* **ACTIVIDAD 1**: Según el bloque de texto, ¿qué conviene hacer para analizar hasta qué punto hay coherencia entre los valores ideales y las actuaciones en un recurso?
* **ACTIVIDAD 2**: ¿Qué verbos usa el bloque de texto para expresar lo que permiten hacer las infraestructuras éticas con las situaciones potencialmente conflictivas entre valores? Enuméralos todos.
* **ACTIVIDAD 3**: ¿Puedes resumir el bloque de texto en dos oraciones?

* **BLOQUE DE TEXTO**:
= = =
Como se puede ver, este ejercicio de traducción en forma de comportamientos cotidianos no es fácil de hacer. Técnicamente, supone construir infraestructuras éticas como pueden ser los comités de ética o los espacios de reflexión ética para poder pensar, imaginar y anticipar estas situaciones potencialmente conflictivas entre valores en forma de mapa de riesgos éticos con las situaciones más frecuentes en aquel recurso concreto.

También, será conveniente hacer auditorías éticas para analizar hasta qué punto hay coherencia entre los valores ideales y las actuaciones en aquel recurso.

Gestionar la conflictividad

En tercer lugar, y como punto más crítico, las organizaciones deberían disponer de mecanismos y estrategias para gestionar todos aquellos aspectos de conflictividad moral no previstos como son los dilemas éticos.
= = =
* **Elementos del conjunto de datos**:
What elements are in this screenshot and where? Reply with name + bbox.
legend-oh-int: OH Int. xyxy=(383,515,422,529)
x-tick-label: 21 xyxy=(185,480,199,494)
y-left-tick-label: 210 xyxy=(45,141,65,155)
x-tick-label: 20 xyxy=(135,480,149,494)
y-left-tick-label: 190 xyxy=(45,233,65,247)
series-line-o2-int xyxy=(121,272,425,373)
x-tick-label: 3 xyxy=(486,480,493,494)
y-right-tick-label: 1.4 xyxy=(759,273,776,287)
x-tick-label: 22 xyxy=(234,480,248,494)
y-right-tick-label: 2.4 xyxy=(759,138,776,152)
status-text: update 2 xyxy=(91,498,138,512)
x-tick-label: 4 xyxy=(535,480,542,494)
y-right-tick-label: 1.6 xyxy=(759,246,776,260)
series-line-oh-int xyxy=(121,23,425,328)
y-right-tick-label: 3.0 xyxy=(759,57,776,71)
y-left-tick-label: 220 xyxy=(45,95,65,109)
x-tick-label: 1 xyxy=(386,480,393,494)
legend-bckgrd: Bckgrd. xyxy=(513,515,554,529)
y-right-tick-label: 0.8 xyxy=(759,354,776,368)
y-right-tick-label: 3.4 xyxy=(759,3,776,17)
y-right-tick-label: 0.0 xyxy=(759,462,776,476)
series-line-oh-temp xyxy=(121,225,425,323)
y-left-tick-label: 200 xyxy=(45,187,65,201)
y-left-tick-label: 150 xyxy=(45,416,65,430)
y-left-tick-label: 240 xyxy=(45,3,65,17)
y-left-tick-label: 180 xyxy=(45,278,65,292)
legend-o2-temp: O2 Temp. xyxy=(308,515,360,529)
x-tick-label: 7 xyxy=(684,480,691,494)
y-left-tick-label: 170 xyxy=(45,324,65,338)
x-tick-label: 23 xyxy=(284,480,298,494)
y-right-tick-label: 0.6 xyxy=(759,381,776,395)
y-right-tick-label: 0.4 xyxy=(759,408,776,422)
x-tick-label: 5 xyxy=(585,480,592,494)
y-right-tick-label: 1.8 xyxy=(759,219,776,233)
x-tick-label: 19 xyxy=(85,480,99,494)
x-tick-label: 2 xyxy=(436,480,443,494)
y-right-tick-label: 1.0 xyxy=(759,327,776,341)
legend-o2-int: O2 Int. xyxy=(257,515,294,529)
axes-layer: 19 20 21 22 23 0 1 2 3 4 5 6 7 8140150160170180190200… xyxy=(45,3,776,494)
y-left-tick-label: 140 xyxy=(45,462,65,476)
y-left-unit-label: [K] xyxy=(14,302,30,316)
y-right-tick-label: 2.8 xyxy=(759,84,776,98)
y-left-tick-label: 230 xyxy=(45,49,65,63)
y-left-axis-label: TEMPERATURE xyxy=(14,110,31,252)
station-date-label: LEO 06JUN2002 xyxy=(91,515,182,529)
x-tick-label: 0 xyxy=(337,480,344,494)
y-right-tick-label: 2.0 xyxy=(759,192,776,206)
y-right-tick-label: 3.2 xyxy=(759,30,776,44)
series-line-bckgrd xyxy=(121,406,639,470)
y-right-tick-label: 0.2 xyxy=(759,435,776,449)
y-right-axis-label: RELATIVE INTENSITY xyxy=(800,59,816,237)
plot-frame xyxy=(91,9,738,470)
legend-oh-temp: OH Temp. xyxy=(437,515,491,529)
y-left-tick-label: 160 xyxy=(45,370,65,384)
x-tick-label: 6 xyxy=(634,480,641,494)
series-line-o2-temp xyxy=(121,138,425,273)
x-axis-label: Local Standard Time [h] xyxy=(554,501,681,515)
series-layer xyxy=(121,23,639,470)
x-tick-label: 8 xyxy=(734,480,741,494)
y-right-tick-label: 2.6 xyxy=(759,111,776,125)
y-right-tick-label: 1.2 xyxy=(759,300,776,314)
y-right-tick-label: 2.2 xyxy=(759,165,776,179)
= = =
* **RESPUESTA 1**: Auditorías éticas.

* **RESPUESTA 2**: Pensar, imaginar y anticipar.

* **RESPUESTA 3**: El ejercicio de traducción en forma de comportamientos cotidianos no es fácil y supone construir infraestructuras éticas, como comités de ética o espacios de reflexión ética, además de hacer auditorías éticas. Como punto más crítico, las organizaciones deberían disponer de mecanismos y estrategias para gestionar la conflictividad moral no prevista, como los dilemas éticos.